## What this task involves
All lines in which the word "JSON" occurs are to be extracted.

(Dataset items)
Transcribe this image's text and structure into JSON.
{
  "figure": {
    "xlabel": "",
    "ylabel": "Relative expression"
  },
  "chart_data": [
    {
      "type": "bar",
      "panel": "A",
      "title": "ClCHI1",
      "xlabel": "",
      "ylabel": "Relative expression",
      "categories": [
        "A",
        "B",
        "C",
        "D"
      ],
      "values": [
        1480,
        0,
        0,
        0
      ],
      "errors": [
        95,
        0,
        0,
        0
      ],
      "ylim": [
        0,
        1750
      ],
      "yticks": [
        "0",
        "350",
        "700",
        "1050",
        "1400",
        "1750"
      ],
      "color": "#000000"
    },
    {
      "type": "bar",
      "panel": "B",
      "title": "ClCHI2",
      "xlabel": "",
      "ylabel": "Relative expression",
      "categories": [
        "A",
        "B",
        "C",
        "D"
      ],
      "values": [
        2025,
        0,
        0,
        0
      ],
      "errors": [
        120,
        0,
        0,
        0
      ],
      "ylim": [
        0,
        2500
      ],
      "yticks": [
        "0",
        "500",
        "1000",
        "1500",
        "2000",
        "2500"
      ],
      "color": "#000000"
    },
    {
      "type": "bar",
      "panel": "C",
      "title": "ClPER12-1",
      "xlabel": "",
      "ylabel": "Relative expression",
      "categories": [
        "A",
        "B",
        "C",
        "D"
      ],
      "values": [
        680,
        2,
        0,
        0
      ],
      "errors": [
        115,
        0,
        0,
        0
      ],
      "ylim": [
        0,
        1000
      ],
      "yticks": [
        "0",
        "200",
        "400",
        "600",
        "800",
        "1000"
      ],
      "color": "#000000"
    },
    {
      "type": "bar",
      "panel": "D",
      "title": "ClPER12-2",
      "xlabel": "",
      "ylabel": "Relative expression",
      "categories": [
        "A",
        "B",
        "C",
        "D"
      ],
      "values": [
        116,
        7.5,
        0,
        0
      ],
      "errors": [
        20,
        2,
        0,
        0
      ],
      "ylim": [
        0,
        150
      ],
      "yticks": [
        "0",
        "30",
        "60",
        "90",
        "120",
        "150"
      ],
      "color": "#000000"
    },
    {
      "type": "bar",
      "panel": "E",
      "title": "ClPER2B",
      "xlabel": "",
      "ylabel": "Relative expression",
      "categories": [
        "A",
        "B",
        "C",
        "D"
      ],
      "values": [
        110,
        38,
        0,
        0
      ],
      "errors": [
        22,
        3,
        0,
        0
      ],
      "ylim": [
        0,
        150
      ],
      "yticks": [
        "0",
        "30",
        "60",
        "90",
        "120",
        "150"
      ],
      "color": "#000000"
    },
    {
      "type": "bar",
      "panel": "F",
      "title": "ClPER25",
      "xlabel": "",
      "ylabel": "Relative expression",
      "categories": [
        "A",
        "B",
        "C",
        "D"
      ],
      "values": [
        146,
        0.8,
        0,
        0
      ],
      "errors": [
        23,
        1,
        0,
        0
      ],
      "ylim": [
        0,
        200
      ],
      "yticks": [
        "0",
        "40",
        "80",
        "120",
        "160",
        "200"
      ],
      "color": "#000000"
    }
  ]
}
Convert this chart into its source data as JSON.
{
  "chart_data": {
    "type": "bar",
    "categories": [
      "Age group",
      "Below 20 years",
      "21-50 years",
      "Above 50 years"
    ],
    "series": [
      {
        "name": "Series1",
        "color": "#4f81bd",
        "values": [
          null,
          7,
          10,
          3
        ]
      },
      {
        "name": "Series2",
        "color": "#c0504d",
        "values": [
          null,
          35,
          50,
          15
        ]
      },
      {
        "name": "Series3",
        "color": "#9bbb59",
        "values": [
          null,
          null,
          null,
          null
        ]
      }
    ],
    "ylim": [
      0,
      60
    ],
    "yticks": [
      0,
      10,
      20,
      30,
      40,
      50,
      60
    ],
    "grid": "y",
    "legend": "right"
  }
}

## Reply to the exercise
Transcribe this image's text and structure into JSON.
Convert this chart into its source data as JSON.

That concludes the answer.